### TASK DESCRIPTION
Sort through the entries below and pull out lines containing the word "text".

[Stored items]
---+---
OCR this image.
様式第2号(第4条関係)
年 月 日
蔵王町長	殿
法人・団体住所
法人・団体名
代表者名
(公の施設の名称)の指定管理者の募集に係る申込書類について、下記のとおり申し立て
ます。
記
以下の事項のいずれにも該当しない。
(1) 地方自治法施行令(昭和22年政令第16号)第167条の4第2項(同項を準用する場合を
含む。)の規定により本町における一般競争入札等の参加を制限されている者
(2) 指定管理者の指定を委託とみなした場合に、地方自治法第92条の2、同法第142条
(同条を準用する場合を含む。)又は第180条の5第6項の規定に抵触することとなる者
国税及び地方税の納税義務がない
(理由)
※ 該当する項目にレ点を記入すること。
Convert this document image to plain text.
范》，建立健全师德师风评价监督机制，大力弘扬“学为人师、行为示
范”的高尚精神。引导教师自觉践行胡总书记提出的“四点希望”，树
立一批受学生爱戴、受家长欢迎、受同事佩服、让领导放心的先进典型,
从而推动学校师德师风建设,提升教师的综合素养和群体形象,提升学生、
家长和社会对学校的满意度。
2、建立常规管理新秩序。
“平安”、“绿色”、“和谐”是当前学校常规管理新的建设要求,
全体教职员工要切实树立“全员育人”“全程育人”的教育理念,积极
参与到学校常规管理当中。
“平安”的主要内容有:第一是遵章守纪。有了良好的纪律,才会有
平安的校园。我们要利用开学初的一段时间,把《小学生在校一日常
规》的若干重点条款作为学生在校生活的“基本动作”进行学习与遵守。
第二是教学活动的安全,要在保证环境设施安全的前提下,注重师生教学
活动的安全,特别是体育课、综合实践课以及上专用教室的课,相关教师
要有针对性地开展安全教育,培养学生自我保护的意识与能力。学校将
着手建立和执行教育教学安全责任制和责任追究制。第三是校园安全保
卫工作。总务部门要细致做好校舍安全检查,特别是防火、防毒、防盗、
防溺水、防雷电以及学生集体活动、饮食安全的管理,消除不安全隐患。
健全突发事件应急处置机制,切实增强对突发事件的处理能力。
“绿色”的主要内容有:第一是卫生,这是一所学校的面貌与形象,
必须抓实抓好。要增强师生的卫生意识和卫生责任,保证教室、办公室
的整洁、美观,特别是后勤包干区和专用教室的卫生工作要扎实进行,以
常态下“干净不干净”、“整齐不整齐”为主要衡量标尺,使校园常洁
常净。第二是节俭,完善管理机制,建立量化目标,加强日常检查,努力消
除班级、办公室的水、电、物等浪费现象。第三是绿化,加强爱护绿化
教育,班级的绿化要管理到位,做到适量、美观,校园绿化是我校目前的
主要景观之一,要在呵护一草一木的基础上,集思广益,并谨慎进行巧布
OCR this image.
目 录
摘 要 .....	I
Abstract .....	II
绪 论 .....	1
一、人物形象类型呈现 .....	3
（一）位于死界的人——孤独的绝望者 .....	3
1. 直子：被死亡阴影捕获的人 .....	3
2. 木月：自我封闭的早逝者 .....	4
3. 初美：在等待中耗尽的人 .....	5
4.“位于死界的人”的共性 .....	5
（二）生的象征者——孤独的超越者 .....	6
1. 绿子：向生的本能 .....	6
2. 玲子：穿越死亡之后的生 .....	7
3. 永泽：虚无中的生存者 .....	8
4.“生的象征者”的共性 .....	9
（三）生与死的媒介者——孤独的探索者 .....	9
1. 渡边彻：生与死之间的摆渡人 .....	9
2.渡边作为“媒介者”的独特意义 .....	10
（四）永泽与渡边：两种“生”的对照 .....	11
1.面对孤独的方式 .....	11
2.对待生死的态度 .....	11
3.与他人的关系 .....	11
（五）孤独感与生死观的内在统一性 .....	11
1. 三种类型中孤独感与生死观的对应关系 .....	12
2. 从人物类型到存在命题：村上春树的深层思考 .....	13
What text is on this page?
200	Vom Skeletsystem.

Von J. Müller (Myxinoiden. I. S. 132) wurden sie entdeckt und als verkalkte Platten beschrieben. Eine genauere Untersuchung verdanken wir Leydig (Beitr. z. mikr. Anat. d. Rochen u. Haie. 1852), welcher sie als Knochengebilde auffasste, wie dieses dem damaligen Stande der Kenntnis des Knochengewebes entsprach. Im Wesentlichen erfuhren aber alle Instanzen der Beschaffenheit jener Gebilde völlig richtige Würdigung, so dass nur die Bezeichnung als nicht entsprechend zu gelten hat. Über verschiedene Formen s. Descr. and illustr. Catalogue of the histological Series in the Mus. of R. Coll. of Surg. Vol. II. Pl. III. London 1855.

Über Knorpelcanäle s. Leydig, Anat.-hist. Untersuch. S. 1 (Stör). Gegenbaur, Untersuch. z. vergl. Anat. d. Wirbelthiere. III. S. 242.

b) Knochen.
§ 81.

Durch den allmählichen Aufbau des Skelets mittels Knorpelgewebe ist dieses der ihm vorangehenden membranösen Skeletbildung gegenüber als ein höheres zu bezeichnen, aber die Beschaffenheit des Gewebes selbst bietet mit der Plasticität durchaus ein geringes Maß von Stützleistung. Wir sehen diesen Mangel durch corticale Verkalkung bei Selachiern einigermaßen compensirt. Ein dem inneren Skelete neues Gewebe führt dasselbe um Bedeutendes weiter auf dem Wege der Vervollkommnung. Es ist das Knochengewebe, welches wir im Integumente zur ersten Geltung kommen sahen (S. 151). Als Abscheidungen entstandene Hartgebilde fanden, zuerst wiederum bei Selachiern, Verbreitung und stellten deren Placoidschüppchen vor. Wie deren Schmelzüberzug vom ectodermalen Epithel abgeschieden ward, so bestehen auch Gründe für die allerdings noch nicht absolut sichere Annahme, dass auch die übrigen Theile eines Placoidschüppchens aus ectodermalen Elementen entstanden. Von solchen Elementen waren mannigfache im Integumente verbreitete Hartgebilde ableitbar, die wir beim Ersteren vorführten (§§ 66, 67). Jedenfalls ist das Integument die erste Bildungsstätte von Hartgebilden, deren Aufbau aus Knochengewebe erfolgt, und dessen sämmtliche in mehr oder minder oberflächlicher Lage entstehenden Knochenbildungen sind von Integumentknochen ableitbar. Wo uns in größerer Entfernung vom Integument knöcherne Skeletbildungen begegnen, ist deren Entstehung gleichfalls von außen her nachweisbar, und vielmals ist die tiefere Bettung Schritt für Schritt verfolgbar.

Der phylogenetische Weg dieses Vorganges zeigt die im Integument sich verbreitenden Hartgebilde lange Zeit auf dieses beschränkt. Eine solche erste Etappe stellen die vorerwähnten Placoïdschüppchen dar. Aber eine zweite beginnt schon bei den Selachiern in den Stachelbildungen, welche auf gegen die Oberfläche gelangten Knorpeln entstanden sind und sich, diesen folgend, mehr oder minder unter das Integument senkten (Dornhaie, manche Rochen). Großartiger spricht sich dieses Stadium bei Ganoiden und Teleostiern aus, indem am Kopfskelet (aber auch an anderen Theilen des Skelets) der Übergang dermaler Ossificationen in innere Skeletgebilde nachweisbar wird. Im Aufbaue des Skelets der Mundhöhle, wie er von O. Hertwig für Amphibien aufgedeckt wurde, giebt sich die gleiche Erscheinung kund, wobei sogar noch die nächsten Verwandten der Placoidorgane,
---+---
### RESPONSE TO THIS EXERCISE
Convert this document image to plain text.
What text is on this page?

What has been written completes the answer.